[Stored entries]

════════════════

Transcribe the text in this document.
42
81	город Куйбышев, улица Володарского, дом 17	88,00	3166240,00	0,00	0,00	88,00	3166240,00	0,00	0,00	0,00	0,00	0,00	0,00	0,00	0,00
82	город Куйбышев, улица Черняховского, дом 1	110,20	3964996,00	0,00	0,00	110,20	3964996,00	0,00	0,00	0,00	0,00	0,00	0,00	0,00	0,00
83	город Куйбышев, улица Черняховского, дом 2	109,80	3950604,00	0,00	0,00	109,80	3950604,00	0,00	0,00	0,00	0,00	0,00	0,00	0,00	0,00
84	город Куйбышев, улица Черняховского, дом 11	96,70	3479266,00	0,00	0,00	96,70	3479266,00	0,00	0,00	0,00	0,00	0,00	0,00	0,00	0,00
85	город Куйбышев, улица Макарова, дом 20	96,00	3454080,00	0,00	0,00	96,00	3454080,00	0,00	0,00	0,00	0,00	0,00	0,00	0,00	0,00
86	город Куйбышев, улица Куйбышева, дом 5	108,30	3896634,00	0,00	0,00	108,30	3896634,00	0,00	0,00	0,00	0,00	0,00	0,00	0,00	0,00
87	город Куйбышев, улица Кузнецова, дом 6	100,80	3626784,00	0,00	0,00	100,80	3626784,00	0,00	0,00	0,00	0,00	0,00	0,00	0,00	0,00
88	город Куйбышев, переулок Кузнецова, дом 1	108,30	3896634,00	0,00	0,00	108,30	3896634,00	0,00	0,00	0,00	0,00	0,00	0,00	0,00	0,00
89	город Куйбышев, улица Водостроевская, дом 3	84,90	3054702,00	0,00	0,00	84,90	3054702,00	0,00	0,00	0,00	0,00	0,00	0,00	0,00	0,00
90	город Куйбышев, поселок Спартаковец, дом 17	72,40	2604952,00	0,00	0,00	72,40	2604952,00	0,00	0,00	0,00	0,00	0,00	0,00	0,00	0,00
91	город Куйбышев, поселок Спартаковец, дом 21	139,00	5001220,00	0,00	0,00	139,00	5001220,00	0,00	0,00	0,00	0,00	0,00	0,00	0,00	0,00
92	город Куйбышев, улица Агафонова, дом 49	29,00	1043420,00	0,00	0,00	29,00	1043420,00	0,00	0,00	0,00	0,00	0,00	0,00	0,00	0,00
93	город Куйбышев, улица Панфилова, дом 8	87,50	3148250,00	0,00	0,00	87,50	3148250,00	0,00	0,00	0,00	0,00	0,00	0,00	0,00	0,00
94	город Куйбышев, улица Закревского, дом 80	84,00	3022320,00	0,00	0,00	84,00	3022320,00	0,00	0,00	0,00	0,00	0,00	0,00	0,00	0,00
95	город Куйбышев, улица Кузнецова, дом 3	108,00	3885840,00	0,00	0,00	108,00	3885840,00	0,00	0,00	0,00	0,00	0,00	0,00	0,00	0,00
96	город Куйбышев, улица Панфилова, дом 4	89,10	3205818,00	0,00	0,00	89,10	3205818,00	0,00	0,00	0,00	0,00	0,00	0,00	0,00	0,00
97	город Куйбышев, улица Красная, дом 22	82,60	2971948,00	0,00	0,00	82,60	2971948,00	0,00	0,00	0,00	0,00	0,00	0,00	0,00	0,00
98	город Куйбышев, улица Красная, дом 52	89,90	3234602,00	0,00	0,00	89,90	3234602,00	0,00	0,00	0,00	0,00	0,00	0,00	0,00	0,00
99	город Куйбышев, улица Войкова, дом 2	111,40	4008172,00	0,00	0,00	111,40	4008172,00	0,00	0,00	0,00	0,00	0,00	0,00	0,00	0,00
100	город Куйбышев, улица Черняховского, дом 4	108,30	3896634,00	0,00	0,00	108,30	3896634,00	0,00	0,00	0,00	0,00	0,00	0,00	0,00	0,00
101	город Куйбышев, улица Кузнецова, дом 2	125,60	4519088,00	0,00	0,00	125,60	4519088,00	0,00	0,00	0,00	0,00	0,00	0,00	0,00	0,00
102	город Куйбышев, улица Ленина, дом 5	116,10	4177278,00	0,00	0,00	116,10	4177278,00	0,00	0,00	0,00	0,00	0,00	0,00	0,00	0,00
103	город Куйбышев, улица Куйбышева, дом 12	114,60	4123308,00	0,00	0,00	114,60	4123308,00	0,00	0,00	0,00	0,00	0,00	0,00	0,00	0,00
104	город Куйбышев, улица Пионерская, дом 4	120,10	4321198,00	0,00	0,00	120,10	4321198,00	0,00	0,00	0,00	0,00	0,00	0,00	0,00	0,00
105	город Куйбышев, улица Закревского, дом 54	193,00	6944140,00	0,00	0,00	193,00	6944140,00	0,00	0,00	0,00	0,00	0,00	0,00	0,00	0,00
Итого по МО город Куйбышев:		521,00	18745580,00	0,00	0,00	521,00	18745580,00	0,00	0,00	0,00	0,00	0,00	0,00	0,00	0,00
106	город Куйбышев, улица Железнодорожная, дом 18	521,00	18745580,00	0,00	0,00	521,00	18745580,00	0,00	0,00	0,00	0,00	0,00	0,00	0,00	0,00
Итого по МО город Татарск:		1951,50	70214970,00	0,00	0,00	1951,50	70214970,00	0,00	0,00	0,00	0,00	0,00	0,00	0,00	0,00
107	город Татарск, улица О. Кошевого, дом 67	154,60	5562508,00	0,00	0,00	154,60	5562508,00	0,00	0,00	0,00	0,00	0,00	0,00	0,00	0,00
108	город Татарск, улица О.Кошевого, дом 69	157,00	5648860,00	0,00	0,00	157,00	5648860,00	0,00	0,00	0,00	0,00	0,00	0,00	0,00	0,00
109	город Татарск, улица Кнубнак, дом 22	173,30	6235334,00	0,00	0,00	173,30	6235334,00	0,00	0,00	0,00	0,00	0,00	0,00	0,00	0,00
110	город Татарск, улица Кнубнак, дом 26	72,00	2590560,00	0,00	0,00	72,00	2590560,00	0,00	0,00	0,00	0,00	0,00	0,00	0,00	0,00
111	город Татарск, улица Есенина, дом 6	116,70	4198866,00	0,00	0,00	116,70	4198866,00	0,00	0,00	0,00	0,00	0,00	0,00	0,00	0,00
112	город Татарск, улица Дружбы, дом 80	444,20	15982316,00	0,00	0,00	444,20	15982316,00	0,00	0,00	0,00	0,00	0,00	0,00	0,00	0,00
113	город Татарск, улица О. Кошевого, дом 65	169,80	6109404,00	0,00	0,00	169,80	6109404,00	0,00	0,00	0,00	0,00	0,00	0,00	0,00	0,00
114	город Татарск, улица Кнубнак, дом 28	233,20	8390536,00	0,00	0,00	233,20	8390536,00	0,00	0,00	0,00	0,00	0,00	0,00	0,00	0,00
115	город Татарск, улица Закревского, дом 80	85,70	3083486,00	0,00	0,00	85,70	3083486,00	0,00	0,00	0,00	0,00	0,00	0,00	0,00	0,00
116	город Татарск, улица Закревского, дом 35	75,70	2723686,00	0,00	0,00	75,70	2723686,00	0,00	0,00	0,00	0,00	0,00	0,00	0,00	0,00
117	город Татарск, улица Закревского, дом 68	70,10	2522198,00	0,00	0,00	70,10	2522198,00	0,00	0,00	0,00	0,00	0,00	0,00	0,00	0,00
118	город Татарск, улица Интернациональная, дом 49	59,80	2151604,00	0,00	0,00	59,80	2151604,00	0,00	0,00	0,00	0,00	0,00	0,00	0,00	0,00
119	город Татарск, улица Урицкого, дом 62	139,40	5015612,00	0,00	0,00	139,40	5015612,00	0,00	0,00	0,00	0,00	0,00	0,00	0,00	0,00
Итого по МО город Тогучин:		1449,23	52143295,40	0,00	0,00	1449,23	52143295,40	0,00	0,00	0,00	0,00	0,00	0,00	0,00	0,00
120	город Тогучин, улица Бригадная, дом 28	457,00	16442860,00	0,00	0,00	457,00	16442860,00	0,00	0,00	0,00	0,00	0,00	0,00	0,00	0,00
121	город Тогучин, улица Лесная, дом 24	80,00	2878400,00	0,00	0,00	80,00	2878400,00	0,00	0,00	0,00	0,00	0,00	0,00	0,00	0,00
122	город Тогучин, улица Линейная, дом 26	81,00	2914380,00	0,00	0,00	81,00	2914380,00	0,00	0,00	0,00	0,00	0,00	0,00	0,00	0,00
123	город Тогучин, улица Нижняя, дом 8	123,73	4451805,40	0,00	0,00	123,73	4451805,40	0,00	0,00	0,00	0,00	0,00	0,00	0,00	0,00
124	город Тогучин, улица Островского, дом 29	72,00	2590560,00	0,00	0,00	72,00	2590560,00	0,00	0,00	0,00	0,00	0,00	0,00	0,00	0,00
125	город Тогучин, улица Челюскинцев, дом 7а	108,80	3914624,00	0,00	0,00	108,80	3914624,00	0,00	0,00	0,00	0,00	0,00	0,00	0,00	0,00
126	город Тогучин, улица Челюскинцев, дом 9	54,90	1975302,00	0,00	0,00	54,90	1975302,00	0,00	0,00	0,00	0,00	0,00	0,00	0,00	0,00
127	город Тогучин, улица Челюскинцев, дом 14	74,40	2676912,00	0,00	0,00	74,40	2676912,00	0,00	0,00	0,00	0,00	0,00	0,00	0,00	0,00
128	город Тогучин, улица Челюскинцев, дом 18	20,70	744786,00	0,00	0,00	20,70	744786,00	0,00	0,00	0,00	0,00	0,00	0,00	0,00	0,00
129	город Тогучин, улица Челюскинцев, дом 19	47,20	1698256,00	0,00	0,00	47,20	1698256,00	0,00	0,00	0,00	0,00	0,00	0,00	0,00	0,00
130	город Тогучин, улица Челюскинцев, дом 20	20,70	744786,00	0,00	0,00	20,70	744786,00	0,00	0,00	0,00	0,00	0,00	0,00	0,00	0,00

════════════════

Gather up the lines that contain the word "Спартаковец".

90	город Куйбышев, поселок Спартаковец, дом 17	72,40	2604952,00	0,00	0,00	72,40	2604952,00	0,00	0,00	0,00	0,00	0,00	0,00	0,00	0,00
91	город Куйбышев, поселок Спартаковец, дом 21	139,00	5001220,00	0,00	0,00	139,00	5001220,00	0,00	0,00	0,00	0,00	0,00	0,00	0,00	0,00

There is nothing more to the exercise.